### EXERCISE DIRECTIONS
Copy every line that mentions the word "this".

### Stored entries
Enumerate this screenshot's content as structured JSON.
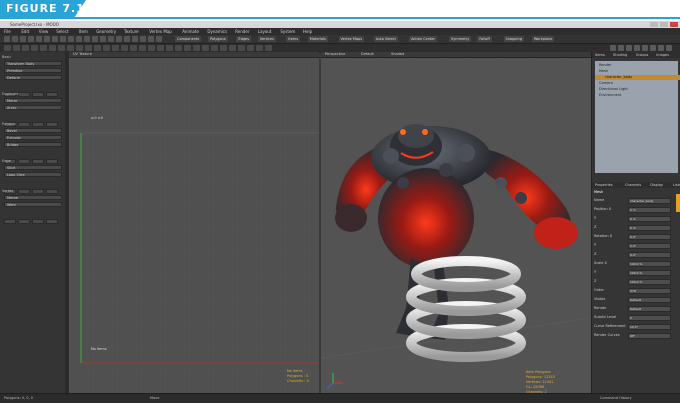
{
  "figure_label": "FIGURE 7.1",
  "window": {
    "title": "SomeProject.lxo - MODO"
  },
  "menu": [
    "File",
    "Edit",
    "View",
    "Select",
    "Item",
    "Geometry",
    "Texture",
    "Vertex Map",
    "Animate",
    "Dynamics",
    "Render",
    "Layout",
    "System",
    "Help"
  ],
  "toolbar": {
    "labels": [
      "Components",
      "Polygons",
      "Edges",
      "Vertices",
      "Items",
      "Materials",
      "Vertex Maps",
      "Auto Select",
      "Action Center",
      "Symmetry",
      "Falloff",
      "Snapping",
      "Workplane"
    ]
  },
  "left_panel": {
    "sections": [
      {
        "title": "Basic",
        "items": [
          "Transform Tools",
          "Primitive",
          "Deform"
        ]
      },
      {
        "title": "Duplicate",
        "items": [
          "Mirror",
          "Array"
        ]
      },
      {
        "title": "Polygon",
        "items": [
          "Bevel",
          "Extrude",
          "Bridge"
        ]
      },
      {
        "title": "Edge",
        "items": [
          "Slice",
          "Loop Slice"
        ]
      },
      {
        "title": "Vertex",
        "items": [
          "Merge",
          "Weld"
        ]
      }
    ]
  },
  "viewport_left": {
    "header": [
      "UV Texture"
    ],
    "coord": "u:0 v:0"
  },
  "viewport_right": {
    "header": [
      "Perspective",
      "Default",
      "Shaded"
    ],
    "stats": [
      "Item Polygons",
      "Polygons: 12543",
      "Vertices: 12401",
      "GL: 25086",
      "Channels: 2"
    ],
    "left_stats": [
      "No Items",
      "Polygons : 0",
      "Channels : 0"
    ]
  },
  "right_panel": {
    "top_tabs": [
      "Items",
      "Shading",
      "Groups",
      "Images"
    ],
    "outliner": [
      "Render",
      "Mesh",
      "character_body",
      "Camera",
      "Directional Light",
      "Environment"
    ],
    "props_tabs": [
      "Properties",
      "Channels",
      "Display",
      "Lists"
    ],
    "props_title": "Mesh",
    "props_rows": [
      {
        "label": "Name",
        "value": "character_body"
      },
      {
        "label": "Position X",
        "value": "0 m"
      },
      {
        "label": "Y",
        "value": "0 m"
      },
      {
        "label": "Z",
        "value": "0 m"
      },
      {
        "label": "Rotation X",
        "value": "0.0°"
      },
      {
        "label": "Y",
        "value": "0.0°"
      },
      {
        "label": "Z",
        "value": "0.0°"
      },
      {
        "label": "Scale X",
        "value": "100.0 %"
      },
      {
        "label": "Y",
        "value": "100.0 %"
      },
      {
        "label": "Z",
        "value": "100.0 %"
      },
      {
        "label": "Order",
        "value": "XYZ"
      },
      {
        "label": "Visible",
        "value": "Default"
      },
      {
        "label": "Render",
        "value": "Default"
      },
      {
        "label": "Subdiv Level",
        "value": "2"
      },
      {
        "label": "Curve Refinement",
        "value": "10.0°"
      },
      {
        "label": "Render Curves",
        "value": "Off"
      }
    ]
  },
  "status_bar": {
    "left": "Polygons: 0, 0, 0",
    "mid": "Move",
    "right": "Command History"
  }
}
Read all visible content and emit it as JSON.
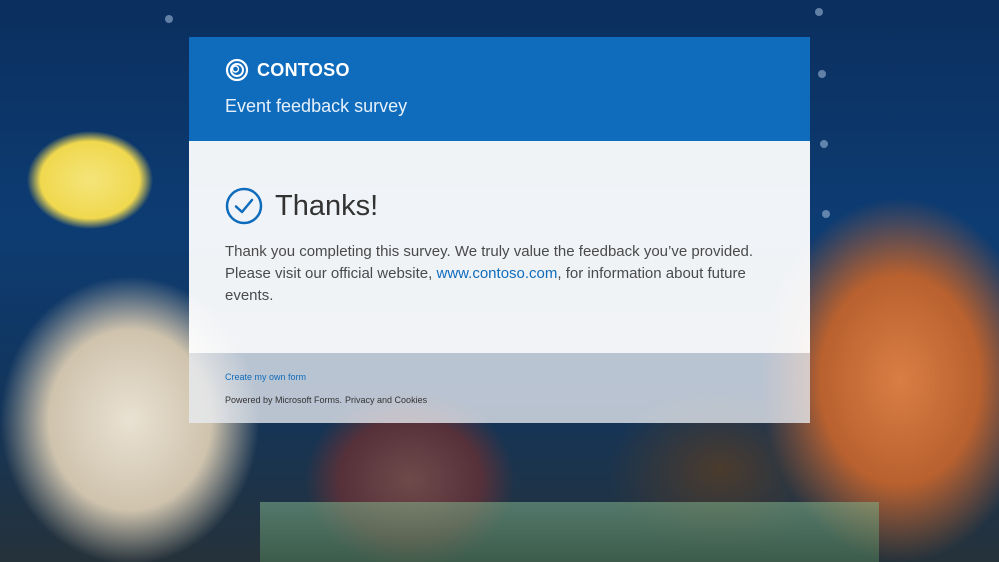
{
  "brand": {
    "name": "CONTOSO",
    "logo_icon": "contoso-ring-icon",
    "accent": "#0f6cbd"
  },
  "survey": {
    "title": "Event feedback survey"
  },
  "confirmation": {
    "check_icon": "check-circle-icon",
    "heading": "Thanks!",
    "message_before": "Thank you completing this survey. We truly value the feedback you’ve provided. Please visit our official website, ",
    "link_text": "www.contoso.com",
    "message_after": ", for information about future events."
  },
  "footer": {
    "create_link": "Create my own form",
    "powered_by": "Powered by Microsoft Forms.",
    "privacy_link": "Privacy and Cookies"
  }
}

### RESULT BELOW
Enumerate this screenshot's content as structured JSON.
    "message_before": "Thank you completing this survey. We truly value the feedback you’ve provided. Please visit our official website, ",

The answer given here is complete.